### TEXTE DONNÉ

L'Amour fou (1969) de Jacques Rivette

L'angoisse et la géométrie

L'Amour fou est une expérience, on en sort transformé.

 

Pour une fois, l'expression n'est pas galvaudée quand, devant le film de Jacques Rivette, on voit ce que l'on croit n'avoir jamais vu au cinéma : jamais vu Racine et Andromaque comme cela, jamais vu le rapport du théâtre tragique avec la vie moderne de la jeunesse de 1967, jamais vu le cinéma se faufiler ainsi dans les failles et trous de souris pour faire fuir les images selon une ligne de chant qui est la ritournelle d'une désertion avant le désert qui vient – le désert qui est déjà là.

######
### DONNÉES FOURNIES

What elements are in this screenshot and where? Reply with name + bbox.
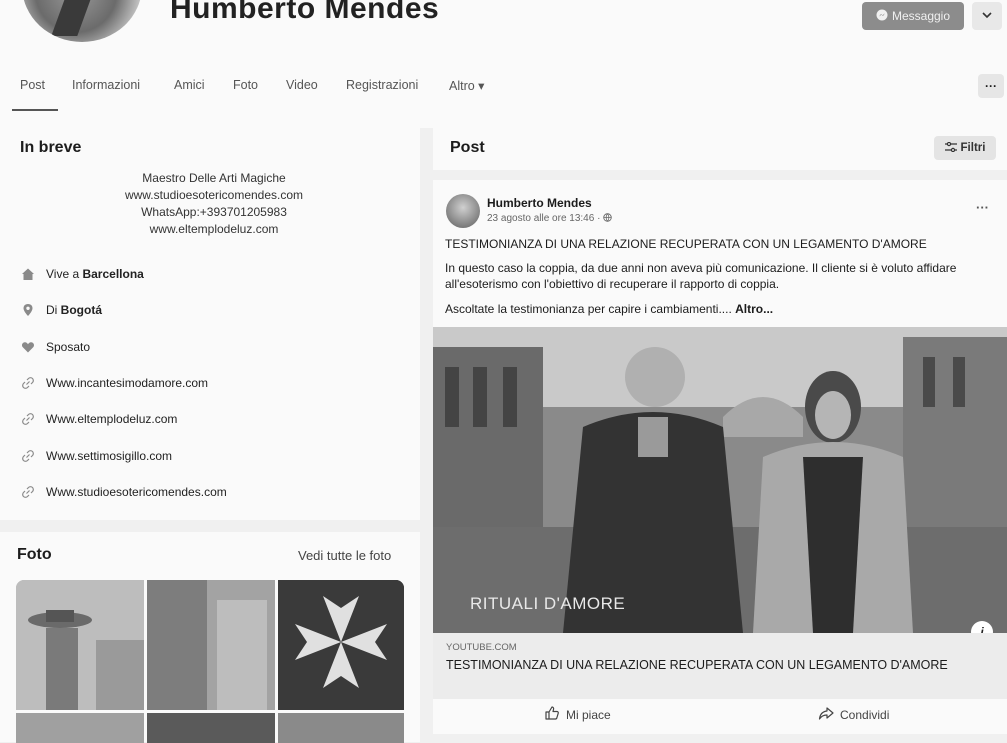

######

* **CONSIGNES**
1) Répondez à ces questions sur le texte consacré à L'Amour fou :
(a) Quelle année accompagne le titre du film ?
(b) Quel auteur et quelle pièce le texte cite-t-il ?
(c) De quelle année date la jeunesse dont le texte évoque la vie moderne ?
2) Poursuivez le texte sur L'Amour fou de Jacques Rivette à partir de sa dernière phrase.

* **RÉPONSES**
1)
(a) 1969.
(b) Racine et Andromaque.
(c) 1967.

2)
Le processuel en procès

 

 

 

 

 

Si l'art de L'Amour fou est périlleux, c'est qu'il court plus d'un danger. Les périls ne viennent jamais seuls, on le sait. Et déjà sa durée, redoutable, plus de quatre heures. Côté théâtre, les répétitions de l'Andromaque de Racine sont un travail tellement poussé, ses vagues toujours recommencées, fracassées sur le rocher du classicisme à l'épreuve de la modernité, qu'elles diffèrent la première représentation au point de la rendre hypothétique, sur le fil, suspendue. Côté chambre, le refus de Claire, la comédienne prévue pour jouer Hermione dans la mise en scène de son mari Sébastien, est une craquelure dans le mur ouvrant sur un vortex par où bruit la schizophrénie de l'époque. Un trou noir aussi effrayant que la bonde de douche de Psychose d'Alfred Hitchcock, aussi terrorisant que l'araignée-hélicoptère assaillant l'esprit fêlé de Karin (Harriet Andersson) à la fin d'A travers le miroir d'Ingmar Bergman.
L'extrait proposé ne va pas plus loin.